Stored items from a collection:
## Begin

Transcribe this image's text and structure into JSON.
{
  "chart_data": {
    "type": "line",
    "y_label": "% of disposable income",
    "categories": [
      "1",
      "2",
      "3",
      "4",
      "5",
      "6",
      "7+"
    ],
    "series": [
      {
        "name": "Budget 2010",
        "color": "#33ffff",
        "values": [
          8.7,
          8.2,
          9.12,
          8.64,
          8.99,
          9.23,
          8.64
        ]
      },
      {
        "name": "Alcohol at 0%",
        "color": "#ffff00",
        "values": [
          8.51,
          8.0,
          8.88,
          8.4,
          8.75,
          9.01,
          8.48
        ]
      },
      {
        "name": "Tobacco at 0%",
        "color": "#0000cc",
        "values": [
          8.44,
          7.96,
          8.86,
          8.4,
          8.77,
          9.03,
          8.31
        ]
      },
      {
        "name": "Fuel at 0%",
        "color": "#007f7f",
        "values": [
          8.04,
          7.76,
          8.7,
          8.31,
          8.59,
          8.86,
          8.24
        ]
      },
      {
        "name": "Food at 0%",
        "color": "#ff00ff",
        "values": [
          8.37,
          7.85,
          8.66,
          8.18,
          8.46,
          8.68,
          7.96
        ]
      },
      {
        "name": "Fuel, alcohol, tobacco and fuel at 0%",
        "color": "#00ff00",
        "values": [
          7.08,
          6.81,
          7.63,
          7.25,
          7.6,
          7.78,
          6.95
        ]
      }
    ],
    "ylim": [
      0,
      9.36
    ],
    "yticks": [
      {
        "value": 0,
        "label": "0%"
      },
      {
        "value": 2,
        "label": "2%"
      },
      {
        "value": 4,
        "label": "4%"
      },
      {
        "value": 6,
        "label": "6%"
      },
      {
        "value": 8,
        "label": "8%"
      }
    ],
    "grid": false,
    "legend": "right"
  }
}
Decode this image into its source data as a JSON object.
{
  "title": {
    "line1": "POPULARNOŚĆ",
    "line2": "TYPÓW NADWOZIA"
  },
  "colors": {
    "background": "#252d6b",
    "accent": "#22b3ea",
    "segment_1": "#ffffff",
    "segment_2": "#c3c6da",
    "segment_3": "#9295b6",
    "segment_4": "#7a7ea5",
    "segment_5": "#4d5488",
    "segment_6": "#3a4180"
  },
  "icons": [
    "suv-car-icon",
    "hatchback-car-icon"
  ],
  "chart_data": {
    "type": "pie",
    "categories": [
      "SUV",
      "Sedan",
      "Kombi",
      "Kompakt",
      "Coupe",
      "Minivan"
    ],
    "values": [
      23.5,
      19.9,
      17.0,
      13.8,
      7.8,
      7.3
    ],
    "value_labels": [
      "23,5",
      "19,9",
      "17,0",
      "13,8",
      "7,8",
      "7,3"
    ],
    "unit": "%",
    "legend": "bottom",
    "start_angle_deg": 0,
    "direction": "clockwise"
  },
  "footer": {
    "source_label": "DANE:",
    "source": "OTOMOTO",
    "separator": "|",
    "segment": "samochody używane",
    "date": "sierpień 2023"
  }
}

## End

GOAL OF THE EXERCISE:
Quote, word for word, every line starting at the one that contains "Decode this image" and ending with the final line of the entries.

TASK RESPONSE:
Decode this image into its source data as a JSON object.
{
  "title": {
    "line1": "POPULARNOŚĆ",
    "line2": "TYPÓW NADWOZIA"
  },
  "colors": {
    "background": "#252d6b",
    "accent": "#22b3ea",
    "segment_1": "#ffffff",
    "segment_2": "#c3c6da",
    "segment_3": "#9295b6",
    "segment_4": "#7a7ea5",
    "segment_5": "#4d5488",
    "segment_6": "#3a4180"
  },
  "icons": [
    "suv-car-icon",
    "hatchback-car-icon"
  ],
  "chart_data": {
    "type": "pie",
    "categories": [
      "SUV",
      "Sedan",
      "Kombi",
      "Kompakt",
      "Coupe",
      "Minivan"
    ],
    "values": [
      23.5,
      19.9,
      17.0,
      13.8,
      7.8,
      7.3
    ],
    "value_labels": [
      "23,5",
      "19,9",
      "17,0",
      "13,8",
      "7,8",
      "7,3"
    ],
    "unit": "%",
    "legend": "bottom",
    "start_angle_deg": 0,
    "direction": "clockwise"
  },
  "footer": {
    "source_label": "DANE:",
    "source": "OTOMOTO",
    "separator": "|",
    "segment": "samochody używane",
    "date": "sierpień 2023"
  }
}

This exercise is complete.